Records from a data source
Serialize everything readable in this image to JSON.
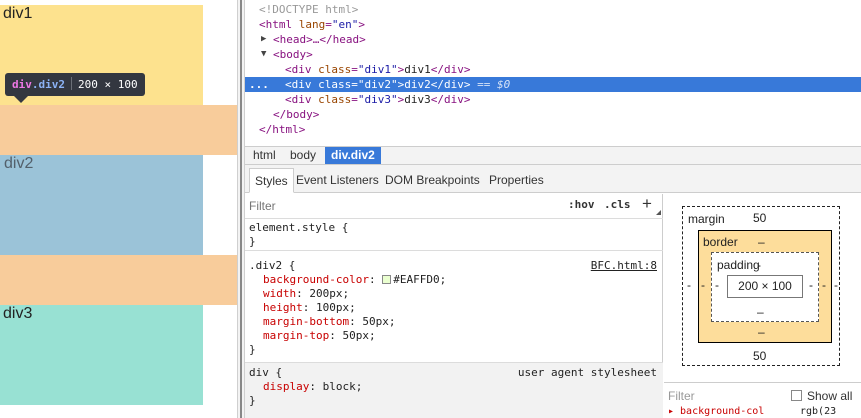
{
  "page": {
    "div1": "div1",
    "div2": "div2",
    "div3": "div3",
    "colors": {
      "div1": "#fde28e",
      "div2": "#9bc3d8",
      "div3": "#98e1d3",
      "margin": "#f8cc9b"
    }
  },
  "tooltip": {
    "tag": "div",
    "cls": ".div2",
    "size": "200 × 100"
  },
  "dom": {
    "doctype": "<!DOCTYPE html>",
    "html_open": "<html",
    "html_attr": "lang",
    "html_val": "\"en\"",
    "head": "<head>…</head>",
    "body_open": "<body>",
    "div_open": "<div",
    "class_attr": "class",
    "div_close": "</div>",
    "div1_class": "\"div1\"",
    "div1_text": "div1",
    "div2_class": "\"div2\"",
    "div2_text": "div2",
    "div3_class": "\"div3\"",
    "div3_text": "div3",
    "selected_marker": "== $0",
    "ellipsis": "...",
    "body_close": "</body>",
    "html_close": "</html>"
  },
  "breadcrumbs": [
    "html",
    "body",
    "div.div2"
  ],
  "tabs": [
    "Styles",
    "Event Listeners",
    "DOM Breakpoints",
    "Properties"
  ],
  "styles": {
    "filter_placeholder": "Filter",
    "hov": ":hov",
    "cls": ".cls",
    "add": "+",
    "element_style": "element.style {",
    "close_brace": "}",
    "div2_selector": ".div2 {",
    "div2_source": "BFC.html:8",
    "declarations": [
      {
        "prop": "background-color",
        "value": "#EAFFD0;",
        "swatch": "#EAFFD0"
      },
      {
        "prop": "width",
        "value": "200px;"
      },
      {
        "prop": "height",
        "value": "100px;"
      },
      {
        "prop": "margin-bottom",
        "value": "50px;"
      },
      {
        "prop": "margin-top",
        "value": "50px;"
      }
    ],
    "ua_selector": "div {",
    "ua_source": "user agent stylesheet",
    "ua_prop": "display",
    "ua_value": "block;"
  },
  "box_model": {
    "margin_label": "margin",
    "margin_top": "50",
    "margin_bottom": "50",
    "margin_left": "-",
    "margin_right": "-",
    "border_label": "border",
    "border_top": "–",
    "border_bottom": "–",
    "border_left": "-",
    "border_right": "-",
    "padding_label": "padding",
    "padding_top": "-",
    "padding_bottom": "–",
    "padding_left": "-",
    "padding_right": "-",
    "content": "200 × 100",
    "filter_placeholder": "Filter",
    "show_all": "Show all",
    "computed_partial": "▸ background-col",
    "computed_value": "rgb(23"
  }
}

* [Brief]:
Write out the records above once more, word for word, with no pictures.

* [Answer]:
Serialize everything readable in this image to JSON.
{
  "page": {
    "div1": "div1",
    "div2": "div2",
    "div3": "div3",
    "colors": {
      "div1": "#fde28e",
      "div2": "#9bc3d8",
      "div3": "#98e1d3",
      "margin": "#f8cc9b"
    }
  },
  "tooltip": {
    "tag": "div",
    "cls": ".div2",
    "size": "200 × 100"
  },
  "dom": {
    "doctype": "<!DOCTYPE html>",
    "html_open": "<html",
    "html_attr": "lang",
    "html_val": "\"en\"",
    "head": "<head>…</head>",
    "body_open": "<body>",
    "div_open": "<div",
    "class_attr": "class",
    "div_close": "</div>",
    "div1_class": "\"div1\"",
    "div1_text": "div1",
    "div2_class": "\"div2\"",
    "div2_text": "div2",
    "div3_class": "\"div3\"",
    "div3_text": "div3",
    "selected_marker": "== $0",
    "ellipsis": "...",
    "body_close": "</body>",
    "html_close": "</html>"
  },
  "breadcrumbs": [
    "html",
    "body",
    "div.div2"
  ],
  "tabs": [
    "Styles",
    "Event Listeners",
    "DOM Breakpoints",
    "Properties"
  ],
  "styles": {
    "filter_placeholder": "Filter",
    "hov": ":hov",
    "cls": ".cls",
    "add": "+",
    "element_style": "element.style {",
    "close_brace": "}",
    "div2_selector": ".div2 {",
    "div2_source": "BFC.html:8",
    "declarations": [
      {
        "prop": "background-color",
        "value": "#EAFFD0;",
        "swatch": "#EAFFD0"
      },
      {
        "prop": "width",
        "value": "200px;"
      },
      {
        "prop": "height",
        "value": "100px;"
      },
      {
        "prop": "margin-bottom",
        "value": "50px;"
      },
      {
        "prop": "margin-top",
        "value": "50px;"
      }
    ],
    "ua_selector": "div {",
    "ua_source": "user agent stylesheet",
    "ua_prop": "display",
    "ua_value": "block;"
  },
  "box_model": {
    "margin_label": "margin",
    "margin_top": "50",
    "margin_bottom": "50",
    "margin_left": "-",
    "margin_right": "-",
    "border_label": "border",
    "border_top": "–",
    "border_bottom": "–",
    "border_left": "-",
    "border_right": "-",
    "padding_label": "padding",
    "padding_top": "-",
    "padding_bottom": "–",
    "padding_left": "-",
    "padding_right": "-",
    "content": "200 × 100",
    "filter_placeholder": "Filter",
    "show_all": "Show all",
    "computed_partial": "▸ background-col",
    "computed_value": "rgb(23"
  }
}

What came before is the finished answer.